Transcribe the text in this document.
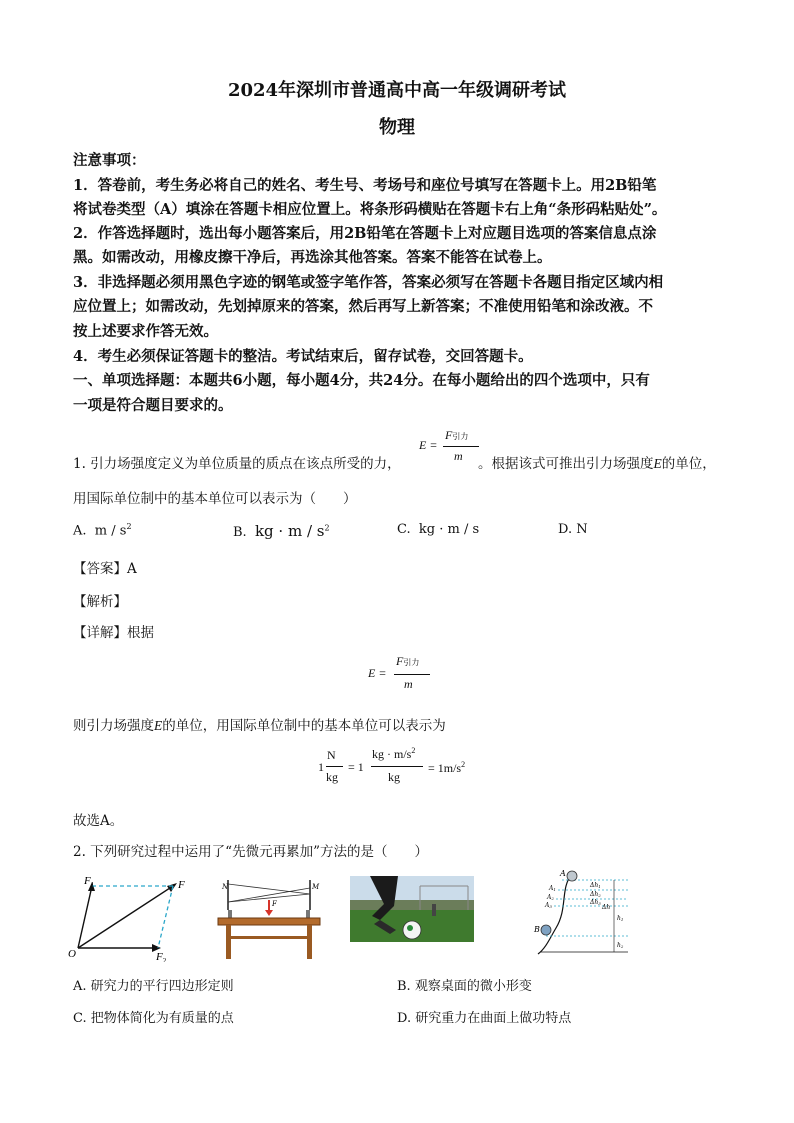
2024年深圳市普通高中高一年级调研考试
物理
注意事项：
1．答卷前，考生务必将自己的姓名、考生号、考场号和座位号填写在答题卡上。用2B铅笔
将试卷类型（A）填涂在答题卡相应位置上。将条形码横贴在答题卡右上角“条形码粘贴处”。
2．作答选择题时，选出每小题答案后，用2B铅笔在答题卡上对应题目选项的答案信息点涂
黑。如需改动，用橡皮擦干净后，再选涂其他答案。答案不能答在试卷上。
3．非选择题必须用黑色字迹的钢笔或签字笔作答，答案必须写在答题卡各题目指定区域内相
应位置上；如需改动，先划掉原来的答案，然后再写上新答案；不准使用铅笔和涂改液。不
按上述要求作答无效。
4．考生必须保证答题卡的整洁。考试结束后，留存试卷，交回答题卡。
一、单项选择题：本题共6小题，每小题4分，共24分。在每小题给出的四个选项中，只有
一项是符合题目要求的。
1. 引力场强度定义为单位质量的质点在该点所受的力，
E =
F引力
m 。根据该式可推出引力场强度E的单位，
用国际单位制中的基本单位可以表示为（　　）
A. m / $s^2$	B. kg · m / $s^2$	C. kg · m / s	D. N
【答案】A
【解析】
【详解】根据
E =
F引力
m
则引力场强度E的单位，用国际单位制中的基本单位可以表示为
1
N
kg
= 1
kg · $m/s^2$
kg
= $1m/s^2$
故选A。
2. 下列研究过程中运用了“先微元再累加”方法的是（　　）
$F_1$	F
O	$F_2$
N	M
F
A
B
A1
A2
A3
Δh1
Δh2
Δh3
Δh
h1
h2
A. 研究力的平行四边形定则	B. 观察桌面的微小形变
C. 把物体简化为有质量的点	D. 研究重力在曲面上做功特点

□ □ □ □

*AIM OF THE EXERCISE*: Without the pictures, reproduce every line of the records above exactly.

*THE RESPONSE*:
Transcribe the text in this document.
2024年深圳市普通高中高一年级调研考试
物理
注意事项：
1．答卷前，考生务必将自己的姓名、考生号、考场号和座位号填写在答题卡上。用2B铅笔
将试卷类型（A）填涂在答题卡相应位置上。将条形码横贴在答题卡右上角“条形码粘贴处”。
2．作答选择题时，选出每小题答案后，用2B铅笔在答题卡上对应题目选项的答案信息点涂
黑。如需改动，用橡皮擦干净后，再选涂其他答案。答案不能答在试卷上。
3．非选择题必须用黑色字迹的钢笔或签字笔作答，答案必须写在答题卡各题目指定区域内相
应位置上；如需改动，先划掉原来的答案，然后再写上新答案；不准使用铅笔和涂改液。不
按上述要求作答无效。
4．考生必须保证答题卡的整洁。考试结束后，留存试卷，交回答题卡。
一、单项选择题：本题共6小题，每小题4分，共24分。在每小题给出的四个选项中，只有
一项是符合题目要求的。
1. 引力场强度定义为单位质量的质点在该点所受的力，
E =
F引力
m 。根据该式可推出引力场强度E的单位，
用国际单位制中的基本单位可以表示为（　　）
A. m / $s^2$	B. kg · m / $s^2$	C. kg · m / s	D. N
【答案】A
【解析】
【详解】根据
E =
F引力
m
则引力场强度E的单位，用国际单位制中的基本单位可以表示为
1
N
kg
= 1
kg · $m/s^2$
kg
= $1m/s^2$
故选A。
2. 下列研究过程中运用了“先微元再累加”方法的是（　　）
$F_1$	F
O	$F_2$
N	M
F
A
B
A1
A2
A3
Δh1
Δh2
Δh3
Δh
h1
h2
A. 研究力的平行四边形定则	B. 观察桌面的微小形变
C. 把物体简化为有质量的点	D. 研究重力在曲面上做功特点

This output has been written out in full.